Cette observation s’applique mieux encore à Labuan, que les Anglais achetèrent en 1846 au sultan de Bornéo, avec le double but de développer le commerce en ces parages peu fréquentés et d’y répandre la civilisation chrétienne. Les négocians de Manchester, de Londres et de Glasgow avaient, dit-on, prié le gouvernement de leur ouvrir un débouché dans la partie de l’île de Bornéo que n’occupent pas les Hollandais. On y découvrit une mine de houille qui, bien exploitée, eût été fort avantageuse à la navigation à vapeur ; mais les gens qui en obtinrent la concession ne surent pas en tirer parti. La station de Labuan répondit alors si mal aux espérances que l’on avait conçues, que le ministère des colonies déclina l’offre de sir James Brooke, qui proposait de léguer à ses compatriotes le petit royaume de Sarawak, dont il avait été le fondateur dans le voisinage. Actuellement Labuan coûte 7,430 livres sterling par an et en rapporte 2,086 ; c’est donc une possession onéreuse. Il n’est pas bien démontré qu’une station intermédiaire entre Singapour et Hongkong soit utile aux navigateurs. Les indigènes de Bornéo se sont montrés rebelles à la civilisation anglaise. A tous égards, c’est un établissement qui coûte plus qu’il ne vaut et dont l’abandon ne causerait aucun préjudice au commerce britannique.

Hong-kong n’est pas dans le même cas, tant s’en faut. Après le traité de Naukin, qui livra cet îlot à l’Angleterre, on y fit de grosses dépenses afin d’y attirer les navires européens. Ce devait être un port franc, un lieu de relâche, un entrepôt pour le commerce entre la Chine et l’Europe. Ces projets ont réussi au-delà de toutes prévisions, car le mouvement annuel de la navigation y dépasse maintenant 3 millions de tonneaux. C’est aussi, quoique le climat en soit très malsain, la garnison des troupes de l’armée de terre que la Grande-Bretagne entretient sur le littoral du Céleste-Empire

  1. Aden, qui garde l’entrée de la Mer-Rouge, comme Gibraltar garde celle de la Méditerranée, est une dépendance de l’Inde anglaise. Un excellent port et des sources d’eau douce en font toute la valeur, car le commerce local est de peu d’importance, et la garnison y est décimée par le climat.

_DONNÉES D'ENTRÉE_
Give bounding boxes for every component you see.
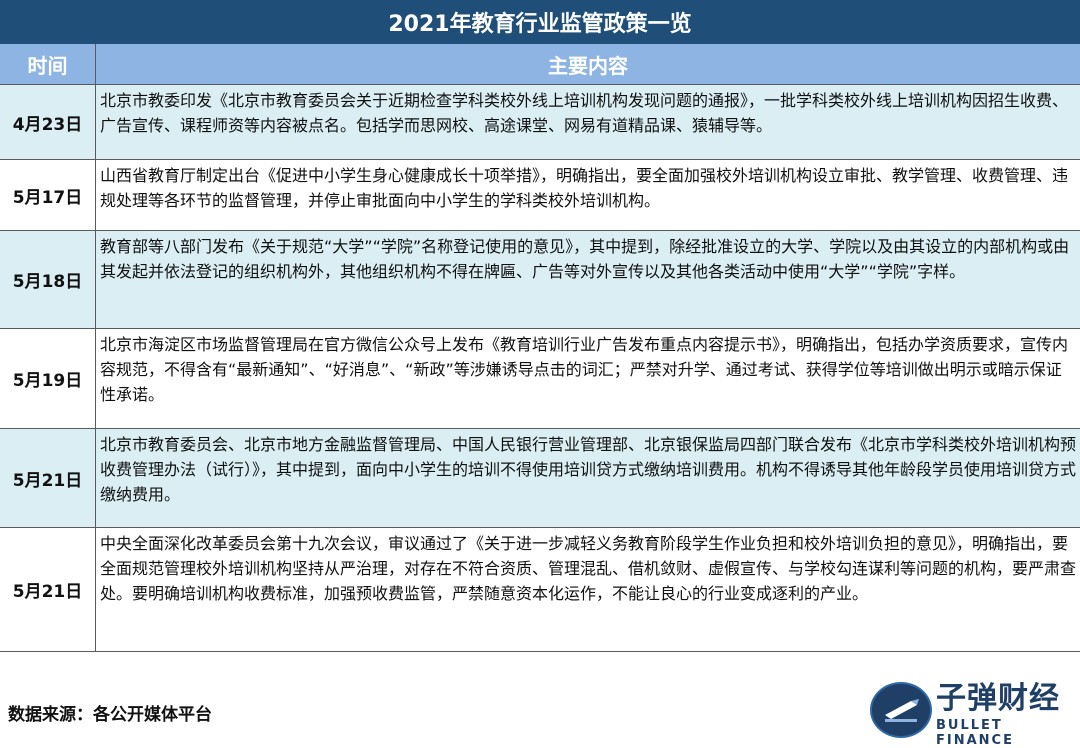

--

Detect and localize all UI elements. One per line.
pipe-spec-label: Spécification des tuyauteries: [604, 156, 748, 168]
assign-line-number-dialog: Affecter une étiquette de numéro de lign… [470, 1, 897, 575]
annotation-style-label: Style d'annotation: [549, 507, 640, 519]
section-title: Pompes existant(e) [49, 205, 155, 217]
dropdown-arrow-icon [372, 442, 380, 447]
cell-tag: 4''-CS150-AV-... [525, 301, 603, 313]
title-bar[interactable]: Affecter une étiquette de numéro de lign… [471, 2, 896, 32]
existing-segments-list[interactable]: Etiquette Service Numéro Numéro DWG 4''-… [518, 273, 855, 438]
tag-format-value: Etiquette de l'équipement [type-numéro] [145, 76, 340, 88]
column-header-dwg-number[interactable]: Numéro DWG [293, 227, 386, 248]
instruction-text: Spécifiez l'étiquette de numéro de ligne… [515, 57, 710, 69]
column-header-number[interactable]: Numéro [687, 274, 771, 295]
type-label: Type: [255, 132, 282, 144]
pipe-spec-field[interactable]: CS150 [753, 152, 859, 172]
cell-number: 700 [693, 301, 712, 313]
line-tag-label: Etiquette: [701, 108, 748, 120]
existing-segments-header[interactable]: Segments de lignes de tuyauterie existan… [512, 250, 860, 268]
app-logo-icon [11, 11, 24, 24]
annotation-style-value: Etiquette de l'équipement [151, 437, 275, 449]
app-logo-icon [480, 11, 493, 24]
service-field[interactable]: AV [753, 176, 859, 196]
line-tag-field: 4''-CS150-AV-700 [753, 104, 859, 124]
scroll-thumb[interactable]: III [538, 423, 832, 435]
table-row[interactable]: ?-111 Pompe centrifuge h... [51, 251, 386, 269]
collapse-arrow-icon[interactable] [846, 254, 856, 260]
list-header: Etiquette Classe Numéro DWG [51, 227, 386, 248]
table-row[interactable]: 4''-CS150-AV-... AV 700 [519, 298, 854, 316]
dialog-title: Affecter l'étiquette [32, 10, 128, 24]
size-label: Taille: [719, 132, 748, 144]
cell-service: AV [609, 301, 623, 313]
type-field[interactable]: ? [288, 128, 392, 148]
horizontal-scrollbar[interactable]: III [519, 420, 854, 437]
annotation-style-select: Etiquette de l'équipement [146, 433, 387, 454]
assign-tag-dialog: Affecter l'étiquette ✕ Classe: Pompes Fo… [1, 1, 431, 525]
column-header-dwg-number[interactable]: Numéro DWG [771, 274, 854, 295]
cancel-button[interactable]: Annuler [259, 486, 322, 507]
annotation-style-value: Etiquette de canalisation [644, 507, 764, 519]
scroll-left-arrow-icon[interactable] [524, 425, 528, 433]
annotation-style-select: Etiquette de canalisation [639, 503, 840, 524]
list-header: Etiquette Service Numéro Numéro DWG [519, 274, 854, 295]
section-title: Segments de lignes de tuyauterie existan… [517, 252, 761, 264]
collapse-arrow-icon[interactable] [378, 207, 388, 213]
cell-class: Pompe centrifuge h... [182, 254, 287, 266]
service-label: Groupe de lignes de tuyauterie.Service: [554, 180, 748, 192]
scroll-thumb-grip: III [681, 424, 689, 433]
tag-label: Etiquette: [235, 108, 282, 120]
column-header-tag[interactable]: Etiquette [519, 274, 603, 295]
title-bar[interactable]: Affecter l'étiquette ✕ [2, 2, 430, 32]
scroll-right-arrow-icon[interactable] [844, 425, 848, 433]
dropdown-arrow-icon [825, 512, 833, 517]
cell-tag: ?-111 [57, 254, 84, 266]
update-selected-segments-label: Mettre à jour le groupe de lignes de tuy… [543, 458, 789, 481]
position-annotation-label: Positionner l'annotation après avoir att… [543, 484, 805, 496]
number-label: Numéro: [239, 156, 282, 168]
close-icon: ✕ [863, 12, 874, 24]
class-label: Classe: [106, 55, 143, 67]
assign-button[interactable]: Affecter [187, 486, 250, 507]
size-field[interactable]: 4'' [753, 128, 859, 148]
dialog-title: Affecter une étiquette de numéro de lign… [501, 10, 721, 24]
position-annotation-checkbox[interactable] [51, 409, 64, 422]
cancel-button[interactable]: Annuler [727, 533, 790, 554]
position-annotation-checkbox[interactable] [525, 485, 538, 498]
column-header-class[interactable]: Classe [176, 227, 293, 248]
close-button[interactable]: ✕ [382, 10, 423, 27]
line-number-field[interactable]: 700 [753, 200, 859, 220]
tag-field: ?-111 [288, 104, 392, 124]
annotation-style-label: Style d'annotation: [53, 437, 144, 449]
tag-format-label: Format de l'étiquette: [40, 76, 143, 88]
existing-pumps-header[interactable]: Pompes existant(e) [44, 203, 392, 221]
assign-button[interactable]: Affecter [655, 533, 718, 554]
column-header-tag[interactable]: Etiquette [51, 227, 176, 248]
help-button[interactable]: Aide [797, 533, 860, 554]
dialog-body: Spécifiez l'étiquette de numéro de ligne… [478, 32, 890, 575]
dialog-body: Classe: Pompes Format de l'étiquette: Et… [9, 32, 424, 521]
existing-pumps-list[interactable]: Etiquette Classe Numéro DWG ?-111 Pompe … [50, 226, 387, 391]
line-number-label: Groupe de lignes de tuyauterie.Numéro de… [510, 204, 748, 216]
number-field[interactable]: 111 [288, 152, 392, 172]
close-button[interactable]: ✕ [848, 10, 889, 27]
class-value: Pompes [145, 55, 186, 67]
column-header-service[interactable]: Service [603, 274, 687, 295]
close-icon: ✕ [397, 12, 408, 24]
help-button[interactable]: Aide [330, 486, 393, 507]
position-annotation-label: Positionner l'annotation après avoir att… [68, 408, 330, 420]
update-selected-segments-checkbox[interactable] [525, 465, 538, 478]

_EXERCICES À RÉSOUDRE_
• A. D'après l'extrait sur les possessions britanniques, en quelle année et à qui les Anglais achetèrent-ils Labuan ?
• B. Recopiez à l'identique les lignes des enregistrements en commençant par celle qui contient "Detect and localize" et en terminant par celle qui contient "scroll-thumb[interactable]: III [538, 423, 832, 435]", ces deux lignes comprises.
L'extrait et les enregistrements proviennent de sources différentes.

_RÉSULTATS DES EXERCICES_
• A. En 1846, au sultan de Bornéo.

• B.
Detect and localize all UI elements. One per line.
pipe-spec-label: Spécification des tuyauteries: [604, 156, 748, 168]
assign-line-number-dialog: Affecter une étiquette de numéro de lign… [470, 1, 897, 575]
annotation-style-label: Style d'annotation: [549, 507, 640, 519]
section-title: Pompes existant(e) [49, 205, 155, 217]
dropdown-arrow-icon [372, 442, 380, 447]
cell-tag: 4''-CS150-AV-... [525, 301, 603, 313]
title-bar[interactable]: Affecter une étiquette de numéro de lign… [471, 2, 896, 32]
existing-segments-list[interactable]: Etiquette Service Numéro Numéro DWG 4''-… [518, 273, 855, 438]
tag-format-value: Etiquette de l'équipement [type-numéro] [145, 76, 340, 88]
column-header-dwg-number[interactable]: Numéro DWG [293, 227, 386, 248]
instruction-text: Spécifiez l'étiquette de numéro de ligne… [515, 57, 710, 69]
column-header-number[interactable]: Numéro [687, 274, 771, 295]
type-label: Type: [255, 132, 282, 144]
pipe-spec-field[interactable]: CS150 [753, 152, 859, 172]
cell-number: 700 [693, 301, 712, 313]
line-tag-label: Etiquette: [701, 108, 748, 120]
existing-segments-header[interactable]: Segments de lignes de tuyauterie existan… [512, 250, 860, 268]
app-logo-icon [11, 11, 24, 24]
annotation-style-value: Etiquette de l'équipement [151, 437, 275, 449]
app-logo-icon [480, 11, 493, 24]
service-field[interactable]: AV [753, 176, 859, 196]
line-tag-field: 4''-CS150-AV-700 [753, 104, 859, 124]
scroll-thumb[interactable]: III [538, 423, 832, 435]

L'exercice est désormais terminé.